◆ PROBLEM STATEMENT ◆
Can you arrange the lines from the first one through the line containing "payment-char: 、 xyxy=(528,1792,568,1838)" as a Markdown table with the columns No. and Text, skipping any blank lines?

-- BEGIN --

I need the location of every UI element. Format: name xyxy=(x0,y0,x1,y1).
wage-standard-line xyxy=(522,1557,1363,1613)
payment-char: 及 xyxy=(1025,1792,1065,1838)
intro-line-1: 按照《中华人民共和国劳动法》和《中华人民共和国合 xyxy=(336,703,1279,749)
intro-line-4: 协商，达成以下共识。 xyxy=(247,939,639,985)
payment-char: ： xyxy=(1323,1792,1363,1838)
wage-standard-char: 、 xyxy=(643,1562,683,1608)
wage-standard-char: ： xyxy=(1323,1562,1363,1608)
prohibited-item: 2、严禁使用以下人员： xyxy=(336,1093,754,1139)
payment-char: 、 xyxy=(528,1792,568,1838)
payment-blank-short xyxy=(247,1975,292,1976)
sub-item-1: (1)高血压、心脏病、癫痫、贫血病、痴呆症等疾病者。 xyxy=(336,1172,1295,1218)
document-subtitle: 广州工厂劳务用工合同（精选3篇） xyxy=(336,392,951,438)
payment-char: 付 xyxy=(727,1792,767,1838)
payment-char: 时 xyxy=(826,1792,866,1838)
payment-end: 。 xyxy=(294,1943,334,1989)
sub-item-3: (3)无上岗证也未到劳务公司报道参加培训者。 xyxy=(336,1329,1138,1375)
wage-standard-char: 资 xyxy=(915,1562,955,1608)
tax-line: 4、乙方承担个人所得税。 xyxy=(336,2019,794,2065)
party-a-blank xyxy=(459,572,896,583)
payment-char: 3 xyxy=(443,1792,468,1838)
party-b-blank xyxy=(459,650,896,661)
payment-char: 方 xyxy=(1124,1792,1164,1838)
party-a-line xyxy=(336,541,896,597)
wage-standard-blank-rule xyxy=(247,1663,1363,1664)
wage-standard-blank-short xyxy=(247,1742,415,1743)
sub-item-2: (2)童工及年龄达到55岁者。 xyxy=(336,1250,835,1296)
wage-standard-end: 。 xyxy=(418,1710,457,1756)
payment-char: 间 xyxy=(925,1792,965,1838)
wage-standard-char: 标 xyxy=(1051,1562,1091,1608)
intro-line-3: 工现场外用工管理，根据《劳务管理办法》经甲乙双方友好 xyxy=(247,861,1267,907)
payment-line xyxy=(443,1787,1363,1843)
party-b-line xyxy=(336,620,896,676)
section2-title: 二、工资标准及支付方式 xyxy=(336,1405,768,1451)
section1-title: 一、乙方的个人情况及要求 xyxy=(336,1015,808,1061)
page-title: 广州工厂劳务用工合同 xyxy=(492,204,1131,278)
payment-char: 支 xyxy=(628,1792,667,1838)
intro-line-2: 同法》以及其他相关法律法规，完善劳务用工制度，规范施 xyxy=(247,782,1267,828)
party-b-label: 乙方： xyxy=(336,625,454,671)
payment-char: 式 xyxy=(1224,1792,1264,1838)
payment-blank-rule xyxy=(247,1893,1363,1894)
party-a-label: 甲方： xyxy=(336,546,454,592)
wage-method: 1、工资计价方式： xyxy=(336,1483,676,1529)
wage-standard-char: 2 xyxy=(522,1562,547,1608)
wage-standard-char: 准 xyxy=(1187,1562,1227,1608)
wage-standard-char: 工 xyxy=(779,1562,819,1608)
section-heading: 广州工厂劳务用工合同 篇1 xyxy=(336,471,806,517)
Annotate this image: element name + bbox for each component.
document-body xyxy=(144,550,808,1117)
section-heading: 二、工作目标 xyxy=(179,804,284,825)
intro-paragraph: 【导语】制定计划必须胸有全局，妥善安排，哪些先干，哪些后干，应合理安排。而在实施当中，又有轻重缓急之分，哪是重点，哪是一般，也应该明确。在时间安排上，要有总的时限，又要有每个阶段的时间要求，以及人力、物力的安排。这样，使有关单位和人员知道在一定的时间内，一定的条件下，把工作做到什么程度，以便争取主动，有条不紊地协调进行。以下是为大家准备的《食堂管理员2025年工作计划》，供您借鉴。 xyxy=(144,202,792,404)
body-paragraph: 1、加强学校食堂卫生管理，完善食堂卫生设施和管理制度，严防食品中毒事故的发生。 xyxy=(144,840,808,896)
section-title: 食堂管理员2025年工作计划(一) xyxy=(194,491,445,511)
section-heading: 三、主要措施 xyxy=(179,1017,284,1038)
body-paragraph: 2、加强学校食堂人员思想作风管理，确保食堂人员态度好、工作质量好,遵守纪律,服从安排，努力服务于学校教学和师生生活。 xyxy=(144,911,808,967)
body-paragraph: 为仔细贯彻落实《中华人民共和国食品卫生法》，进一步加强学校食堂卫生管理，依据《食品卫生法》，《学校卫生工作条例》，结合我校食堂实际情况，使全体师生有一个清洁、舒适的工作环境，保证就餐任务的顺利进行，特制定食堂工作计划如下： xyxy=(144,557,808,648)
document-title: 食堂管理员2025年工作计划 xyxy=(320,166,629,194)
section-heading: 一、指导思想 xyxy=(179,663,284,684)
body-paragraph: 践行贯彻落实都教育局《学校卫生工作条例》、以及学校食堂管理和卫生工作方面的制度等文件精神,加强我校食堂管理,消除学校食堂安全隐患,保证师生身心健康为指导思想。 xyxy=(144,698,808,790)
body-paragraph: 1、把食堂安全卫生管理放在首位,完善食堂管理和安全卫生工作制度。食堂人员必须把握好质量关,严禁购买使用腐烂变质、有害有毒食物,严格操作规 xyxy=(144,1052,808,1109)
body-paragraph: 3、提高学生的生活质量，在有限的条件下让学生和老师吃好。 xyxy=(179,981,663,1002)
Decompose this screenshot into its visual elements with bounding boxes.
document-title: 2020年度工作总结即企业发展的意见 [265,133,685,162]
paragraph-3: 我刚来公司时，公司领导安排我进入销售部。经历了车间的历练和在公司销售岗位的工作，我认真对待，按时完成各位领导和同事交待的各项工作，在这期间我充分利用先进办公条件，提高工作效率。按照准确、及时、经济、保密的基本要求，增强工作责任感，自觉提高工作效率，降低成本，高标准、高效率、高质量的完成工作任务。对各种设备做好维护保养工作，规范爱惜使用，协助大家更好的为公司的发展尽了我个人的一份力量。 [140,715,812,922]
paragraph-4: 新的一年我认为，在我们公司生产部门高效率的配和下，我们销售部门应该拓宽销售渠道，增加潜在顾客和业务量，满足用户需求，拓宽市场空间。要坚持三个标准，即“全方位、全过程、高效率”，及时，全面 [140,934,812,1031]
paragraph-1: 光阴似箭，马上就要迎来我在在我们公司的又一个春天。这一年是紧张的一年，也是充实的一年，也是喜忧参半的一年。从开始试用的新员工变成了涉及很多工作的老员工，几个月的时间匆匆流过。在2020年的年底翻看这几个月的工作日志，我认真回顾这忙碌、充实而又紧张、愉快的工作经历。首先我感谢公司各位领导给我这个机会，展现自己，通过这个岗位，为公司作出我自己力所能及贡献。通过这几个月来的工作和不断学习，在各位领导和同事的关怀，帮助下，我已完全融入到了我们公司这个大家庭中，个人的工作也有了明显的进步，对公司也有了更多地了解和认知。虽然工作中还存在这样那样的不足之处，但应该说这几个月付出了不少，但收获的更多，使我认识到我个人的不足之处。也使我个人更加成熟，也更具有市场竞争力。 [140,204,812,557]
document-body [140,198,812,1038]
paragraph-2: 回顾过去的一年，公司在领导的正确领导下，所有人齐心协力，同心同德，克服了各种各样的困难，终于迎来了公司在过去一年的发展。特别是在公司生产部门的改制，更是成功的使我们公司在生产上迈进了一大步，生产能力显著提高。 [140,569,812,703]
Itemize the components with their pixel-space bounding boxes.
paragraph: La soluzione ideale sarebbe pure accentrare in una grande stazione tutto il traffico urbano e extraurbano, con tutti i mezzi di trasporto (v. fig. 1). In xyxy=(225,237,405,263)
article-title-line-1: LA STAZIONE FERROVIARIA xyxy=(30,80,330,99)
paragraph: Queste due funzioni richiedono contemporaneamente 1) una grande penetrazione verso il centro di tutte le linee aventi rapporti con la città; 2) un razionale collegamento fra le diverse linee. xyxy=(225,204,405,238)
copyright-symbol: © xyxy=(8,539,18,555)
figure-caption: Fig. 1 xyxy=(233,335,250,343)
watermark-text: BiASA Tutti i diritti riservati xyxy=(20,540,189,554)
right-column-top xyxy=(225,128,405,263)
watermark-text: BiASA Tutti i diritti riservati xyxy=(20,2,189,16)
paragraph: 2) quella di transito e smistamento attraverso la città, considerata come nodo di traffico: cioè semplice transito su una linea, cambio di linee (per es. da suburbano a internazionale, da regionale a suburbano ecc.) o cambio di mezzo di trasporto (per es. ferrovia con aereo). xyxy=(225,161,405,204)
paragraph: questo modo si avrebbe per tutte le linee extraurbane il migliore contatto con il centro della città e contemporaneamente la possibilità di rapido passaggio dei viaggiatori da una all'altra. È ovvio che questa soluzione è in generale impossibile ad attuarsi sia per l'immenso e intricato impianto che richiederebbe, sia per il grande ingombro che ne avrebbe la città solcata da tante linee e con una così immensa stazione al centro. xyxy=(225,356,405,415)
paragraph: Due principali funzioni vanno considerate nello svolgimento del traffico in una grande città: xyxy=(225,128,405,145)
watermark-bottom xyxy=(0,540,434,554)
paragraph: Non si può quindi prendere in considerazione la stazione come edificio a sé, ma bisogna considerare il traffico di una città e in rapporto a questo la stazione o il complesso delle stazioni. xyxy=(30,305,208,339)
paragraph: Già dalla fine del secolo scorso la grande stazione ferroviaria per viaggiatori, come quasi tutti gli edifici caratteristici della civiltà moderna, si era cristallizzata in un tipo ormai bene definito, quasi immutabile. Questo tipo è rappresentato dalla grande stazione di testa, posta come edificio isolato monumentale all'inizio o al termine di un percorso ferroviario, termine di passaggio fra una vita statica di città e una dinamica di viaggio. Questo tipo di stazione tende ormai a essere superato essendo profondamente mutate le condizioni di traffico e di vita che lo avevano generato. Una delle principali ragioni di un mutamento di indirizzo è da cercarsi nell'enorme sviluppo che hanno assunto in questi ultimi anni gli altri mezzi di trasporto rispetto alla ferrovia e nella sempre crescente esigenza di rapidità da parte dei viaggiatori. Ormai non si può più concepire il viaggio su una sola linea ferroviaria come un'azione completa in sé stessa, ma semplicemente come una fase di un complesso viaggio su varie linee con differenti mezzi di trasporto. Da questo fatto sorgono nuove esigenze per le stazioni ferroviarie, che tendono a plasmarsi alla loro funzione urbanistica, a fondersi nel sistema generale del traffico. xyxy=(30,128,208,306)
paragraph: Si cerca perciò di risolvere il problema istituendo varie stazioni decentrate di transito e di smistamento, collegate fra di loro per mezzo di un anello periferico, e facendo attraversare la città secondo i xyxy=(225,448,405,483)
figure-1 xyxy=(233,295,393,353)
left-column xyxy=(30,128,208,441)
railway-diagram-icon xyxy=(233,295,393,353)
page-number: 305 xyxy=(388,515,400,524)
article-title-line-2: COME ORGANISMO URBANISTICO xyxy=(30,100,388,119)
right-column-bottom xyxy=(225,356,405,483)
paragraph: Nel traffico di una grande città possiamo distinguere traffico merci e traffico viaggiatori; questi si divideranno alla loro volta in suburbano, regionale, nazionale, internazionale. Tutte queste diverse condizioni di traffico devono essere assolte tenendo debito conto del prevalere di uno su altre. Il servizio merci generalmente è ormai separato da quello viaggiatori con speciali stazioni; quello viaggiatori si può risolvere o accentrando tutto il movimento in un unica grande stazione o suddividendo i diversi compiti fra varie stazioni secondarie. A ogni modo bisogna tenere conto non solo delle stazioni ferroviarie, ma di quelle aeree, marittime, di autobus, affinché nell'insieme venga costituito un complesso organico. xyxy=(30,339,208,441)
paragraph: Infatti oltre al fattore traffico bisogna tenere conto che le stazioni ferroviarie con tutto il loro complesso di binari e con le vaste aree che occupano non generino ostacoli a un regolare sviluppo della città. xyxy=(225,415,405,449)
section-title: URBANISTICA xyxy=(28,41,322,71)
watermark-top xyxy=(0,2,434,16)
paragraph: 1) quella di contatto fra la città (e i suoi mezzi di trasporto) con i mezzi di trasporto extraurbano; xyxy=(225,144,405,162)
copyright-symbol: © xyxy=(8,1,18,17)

-- END --

◆ RESULT BELOW ◆
| No. | Text |
|---|---|
| 1 | I need the location of every UI element. Format: name xyxy=(x0,y0,x1,y1). |
| 2 | wage-standard-line xyxy=(522,1557,1363,1613) |
| 3 | payment-char: 及 xyxy=(1025,1792,1065,1838) |
| 4 | intro-line-1: 按照《中华人民共和国劳动法》和《中华人民共和国合 xyxy=(336,703,1279,749) |
| 5 | intro-line-4: 协商，达成以下共识。 xyxy=(247,939,639,985) |
| 6 | payment-char: ： xyxy=(1323,1792,1363,1838) |
| 7 | wage-standard-char: 、 xyxy=(643,1562,683,1608) |
| 8 | wage-standard-char: ： xyxy=(1323,1562,1363,1608) |
| 9 | prohibited-item: 2、严禁使用以下人员： xyxy=(336,1093,754,1139) |
| 10 | payment-char: 、 xyxy=(528,1792,568,1838) |